** begin Information provided **

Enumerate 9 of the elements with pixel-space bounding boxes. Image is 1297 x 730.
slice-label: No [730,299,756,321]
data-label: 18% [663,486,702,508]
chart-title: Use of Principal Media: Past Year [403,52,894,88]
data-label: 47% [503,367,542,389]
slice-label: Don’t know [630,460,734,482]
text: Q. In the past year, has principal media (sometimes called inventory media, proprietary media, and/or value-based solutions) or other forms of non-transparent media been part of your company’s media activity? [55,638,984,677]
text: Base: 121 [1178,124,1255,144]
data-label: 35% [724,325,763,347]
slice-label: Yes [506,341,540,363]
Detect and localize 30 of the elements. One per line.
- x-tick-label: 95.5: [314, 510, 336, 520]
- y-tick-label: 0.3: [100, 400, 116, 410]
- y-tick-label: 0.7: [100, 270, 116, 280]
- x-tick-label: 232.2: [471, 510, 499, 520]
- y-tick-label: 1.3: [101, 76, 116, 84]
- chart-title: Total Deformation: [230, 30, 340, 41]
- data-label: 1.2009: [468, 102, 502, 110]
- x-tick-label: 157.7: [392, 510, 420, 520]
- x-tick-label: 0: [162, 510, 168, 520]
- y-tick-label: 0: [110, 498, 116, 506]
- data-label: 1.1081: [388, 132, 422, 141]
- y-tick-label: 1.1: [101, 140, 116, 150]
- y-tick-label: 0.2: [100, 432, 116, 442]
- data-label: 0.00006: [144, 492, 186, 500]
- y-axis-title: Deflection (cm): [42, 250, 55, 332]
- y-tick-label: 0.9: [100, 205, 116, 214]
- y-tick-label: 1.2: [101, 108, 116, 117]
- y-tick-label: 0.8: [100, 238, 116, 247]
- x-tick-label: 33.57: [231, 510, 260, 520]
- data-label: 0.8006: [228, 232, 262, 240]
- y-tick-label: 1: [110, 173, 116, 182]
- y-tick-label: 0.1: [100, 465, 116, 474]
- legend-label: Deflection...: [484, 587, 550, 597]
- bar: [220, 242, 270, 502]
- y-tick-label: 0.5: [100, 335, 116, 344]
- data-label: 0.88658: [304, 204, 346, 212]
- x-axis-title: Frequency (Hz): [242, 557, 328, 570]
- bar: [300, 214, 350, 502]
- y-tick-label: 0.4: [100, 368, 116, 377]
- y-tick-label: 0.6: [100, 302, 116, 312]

** end Information provided **

Exercise requirements.
List every line above that contains the string "data", copying each one in full.

Answer below.
data-label: 18% [663,486,702,508]
data-label: 47% [503,367,542,389]
data-label: 35% [724,325,763,347]
- data-label: 1.2009: [468, 102, 502, 110]
- data-label: 1.1081: [388, 132, 422, 141]
- data-label: 0.00006: [144, 492, 186, 500]
- data-label: 0.8006: [228, 232, 262, 240]
- data-label: 0.88658: [304, 204, 346, 212]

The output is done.